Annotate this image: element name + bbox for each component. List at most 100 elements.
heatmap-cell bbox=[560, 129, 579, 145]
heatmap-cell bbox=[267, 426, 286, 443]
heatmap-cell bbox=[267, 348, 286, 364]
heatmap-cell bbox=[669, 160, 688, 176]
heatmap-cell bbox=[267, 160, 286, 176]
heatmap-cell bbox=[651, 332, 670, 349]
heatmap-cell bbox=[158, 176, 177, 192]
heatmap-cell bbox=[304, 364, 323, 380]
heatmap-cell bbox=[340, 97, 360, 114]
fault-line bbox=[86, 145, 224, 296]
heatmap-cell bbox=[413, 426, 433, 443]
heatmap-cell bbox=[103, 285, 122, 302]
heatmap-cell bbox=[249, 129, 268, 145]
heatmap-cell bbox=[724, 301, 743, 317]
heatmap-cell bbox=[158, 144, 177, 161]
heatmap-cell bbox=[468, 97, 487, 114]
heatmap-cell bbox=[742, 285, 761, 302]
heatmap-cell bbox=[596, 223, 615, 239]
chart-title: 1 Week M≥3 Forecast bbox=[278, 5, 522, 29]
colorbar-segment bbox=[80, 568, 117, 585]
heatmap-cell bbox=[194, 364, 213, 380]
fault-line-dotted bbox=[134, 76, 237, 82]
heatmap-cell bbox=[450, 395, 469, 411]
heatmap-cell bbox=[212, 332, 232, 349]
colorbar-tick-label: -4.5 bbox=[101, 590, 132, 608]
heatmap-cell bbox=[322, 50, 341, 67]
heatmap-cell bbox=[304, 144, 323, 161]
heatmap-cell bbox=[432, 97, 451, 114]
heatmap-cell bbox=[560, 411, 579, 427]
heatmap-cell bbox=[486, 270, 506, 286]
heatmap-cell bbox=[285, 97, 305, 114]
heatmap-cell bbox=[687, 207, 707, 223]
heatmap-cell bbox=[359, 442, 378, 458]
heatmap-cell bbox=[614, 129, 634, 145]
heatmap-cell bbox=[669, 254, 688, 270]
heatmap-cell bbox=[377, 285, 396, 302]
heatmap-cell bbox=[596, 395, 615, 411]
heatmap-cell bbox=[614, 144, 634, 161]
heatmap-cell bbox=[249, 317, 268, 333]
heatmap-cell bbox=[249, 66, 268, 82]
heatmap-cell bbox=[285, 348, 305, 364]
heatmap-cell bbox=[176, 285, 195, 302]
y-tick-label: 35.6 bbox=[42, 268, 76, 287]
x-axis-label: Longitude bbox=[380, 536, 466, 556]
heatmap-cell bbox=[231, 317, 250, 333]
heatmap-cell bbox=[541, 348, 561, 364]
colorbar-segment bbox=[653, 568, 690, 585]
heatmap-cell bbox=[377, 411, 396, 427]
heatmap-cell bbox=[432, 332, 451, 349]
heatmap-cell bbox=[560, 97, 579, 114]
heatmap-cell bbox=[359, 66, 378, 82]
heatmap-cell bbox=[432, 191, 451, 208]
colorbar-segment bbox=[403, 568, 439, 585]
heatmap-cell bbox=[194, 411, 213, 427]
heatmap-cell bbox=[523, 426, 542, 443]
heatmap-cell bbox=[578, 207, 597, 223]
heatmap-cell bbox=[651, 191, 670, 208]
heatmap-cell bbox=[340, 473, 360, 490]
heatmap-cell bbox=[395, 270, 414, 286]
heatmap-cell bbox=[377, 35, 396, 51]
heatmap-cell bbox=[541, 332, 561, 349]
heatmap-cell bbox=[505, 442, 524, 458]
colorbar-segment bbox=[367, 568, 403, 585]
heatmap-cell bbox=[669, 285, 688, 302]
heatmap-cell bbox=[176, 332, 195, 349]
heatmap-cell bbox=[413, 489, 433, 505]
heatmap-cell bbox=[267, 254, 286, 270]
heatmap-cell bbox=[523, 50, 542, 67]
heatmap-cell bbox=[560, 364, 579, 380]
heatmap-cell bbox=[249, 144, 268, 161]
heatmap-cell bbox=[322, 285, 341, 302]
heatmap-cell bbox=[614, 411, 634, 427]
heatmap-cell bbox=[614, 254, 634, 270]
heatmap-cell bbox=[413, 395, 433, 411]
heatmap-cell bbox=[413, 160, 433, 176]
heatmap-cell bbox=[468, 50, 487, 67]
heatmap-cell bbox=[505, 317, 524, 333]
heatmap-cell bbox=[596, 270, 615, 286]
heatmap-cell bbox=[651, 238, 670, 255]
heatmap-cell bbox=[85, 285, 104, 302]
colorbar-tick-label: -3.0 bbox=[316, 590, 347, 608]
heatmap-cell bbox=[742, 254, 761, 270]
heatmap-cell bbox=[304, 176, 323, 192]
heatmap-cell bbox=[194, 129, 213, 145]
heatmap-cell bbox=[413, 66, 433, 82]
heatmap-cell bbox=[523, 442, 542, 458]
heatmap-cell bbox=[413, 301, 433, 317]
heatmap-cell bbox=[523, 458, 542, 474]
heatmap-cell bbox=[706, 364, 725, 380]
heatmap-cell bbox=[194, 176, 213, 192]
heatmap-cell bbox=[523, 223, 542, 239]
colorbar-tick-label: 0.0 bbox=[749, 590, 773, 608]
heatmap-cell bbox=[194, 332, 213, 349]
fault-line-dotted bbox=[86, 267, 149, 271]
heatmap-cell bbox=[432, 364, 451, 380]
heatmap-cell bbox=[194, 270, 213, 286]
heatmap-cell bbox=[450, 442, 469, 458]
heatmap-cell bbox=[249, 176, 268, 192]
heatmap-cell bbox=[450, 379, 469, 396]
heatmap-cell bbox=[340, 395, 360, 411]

===

◆ Aim of the exercise: Rewrite everything from the start of the rows down to the line that contains "heatmap-cell bbox=[687, 207, 707, 223]", with "chart-title" replaced by "plot-title" and all else unchanged. Give back only those lines.

◆ Response:
Annotate this image: element name + bbox for each component. List at most 100 elements.
heatmap-cell bbox=[560, 129, 579, 145]
heatmap-cell bbox=[267, 426, 286, 443]
heatmap-cell bbox=[267, 348, 286, 364]
heatmap-cell bbox=[669, 160, 688, 176]
heatmap-cell bbox=[267, 160, 286, 176]
heatmap-cell bbox=[651, 332, 670, 349]
heatmap-cell bbox=[158, 176, 177, 192]
heatmap-cell bbox=[304, 364, 323, 380]
heatmap-cell bbox=[340, 97, 360, 114]
fault-line bbox=[86, 145, 224, 296]
heatmap-cell bbox=[413, 426, 433, 443]
heatmap-cell bbox=[103, 285, 122, 302]
heatmap-cell bbox=[249, 129, 268, 145]
heatmap-cell bbox=[724, 301, 743, 317]
heatmap-cell bbox=[158, 144, 177, 161]
heatmap-cell bbox=[468, 97, 487, 114]
heatmap-cell bbox=[742, 285, 761, 302]
heatmap-cell bbox=[596, 223, 615, 239]
plot-title: 1 Week M≥3 Forecast bbox=[278, 5, 522, 29]
colorbar-segment bbox=[80, 568, 117, 585]
heatmap-cell bbox=[194, 364, 213, 380]
fault-line-dotted bbox=[134, 76, 237, 82]
heatmap-cell bbox=[450, 395, 469, 411]
heatmap-cell bbox=[212, 332, 232, 349]
colorbar-tick-label: -4.5 bbox=[101, 590, 132, 608]
heatmap-cell bbox=[322, 50, 341, 67]
heatmap-cell bbox=[304, 144, 323, 161]
heatmap-cell bbox=[432, 97, 451, 114]
heatmap-cell bbox=[560, 411, 579, 427]
heatmap-cell bbox=[486, 270, 506, 286]
heatmap-cell bbox=[285, 97, 305, 114]
heatmap-cell bbox=[687, 207, 707, 223]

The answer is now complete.